**Records for the task:**
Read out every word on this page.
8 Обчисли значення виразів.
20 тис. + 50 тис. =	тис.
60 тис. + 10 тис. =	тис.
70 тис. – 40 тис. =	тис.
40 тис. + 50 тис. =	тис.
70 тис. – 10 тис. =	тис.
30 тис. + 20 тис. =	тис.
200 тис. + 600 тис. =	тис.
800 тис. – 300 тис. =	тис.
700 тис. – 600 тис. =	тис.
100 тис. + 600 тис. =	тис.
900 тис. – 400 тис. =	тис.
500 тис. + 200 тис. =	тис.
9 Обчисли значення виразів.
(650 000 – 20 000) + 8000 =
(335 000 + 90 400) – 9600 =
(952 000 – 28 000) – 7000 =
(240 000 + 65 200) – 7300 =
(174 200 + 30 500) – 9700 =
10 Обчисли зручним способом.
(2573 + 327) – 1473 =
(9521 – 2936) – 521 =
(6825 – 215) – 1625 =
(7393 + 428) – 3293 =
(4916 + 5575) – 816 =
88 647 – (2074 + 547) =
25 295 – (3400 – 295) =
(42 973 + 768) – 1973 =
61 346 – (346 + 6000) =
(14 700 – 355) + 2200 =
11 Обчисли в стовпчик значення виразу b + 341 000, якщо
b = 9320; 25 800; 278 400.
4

**Exercise goal:** Your task is to reproduce the whole listing exactly.

**Result of this exercise:**
Read out every word on this page.
8 Обчисли значення виразів.
20 тис. + 50 тис. =	тис.
60 тис. + 10 тис. =	тис.
70 тис. – 40 тис. =	тис.
40 тис. + 50 тис. =	тис.
70 тис. – 10 тис. =	тис.
30 тис. + 20 тис. =	тис.
200 тис. + 600 тис. =	тис.
800 тис. – 300 тис. =	тис.
700 тис. – 600 тис. =	тис.
100 тис. + 600 тис. =	тис.
900 тис. – 400 тис. =	тис.
500 тис. + 200 тис. =	тис.
9 Обчисли значення виразів.
(650 000 – 20 000) + 8000 =
(335 000 + 90 400) – 9600 =
(952 000 – 28 000) – 7000 =
(240 000 + 65 200) – 7300 =
(174 200 + 30 500) – 9700 =
10 Обчисли зручним способом.
(2573 + 327) – 1473 =
(9521 – 2936) – 521 =
(6825 – 215) – 1625 =
(7393 + 428) – 3293 =
(4916 + 5575) – 816 =
88 647 – (2074 + 547) =
25 295 – (3400 – 295) =
(42 973 + 768) – 1973 =
61 346 – (346 + 6000) =
(14 700 – 355) + 2200 =
11 Обчисли в стовпчик значення виразу b + 341 000, якщо
b = 9320; 25 800; 278 400.
4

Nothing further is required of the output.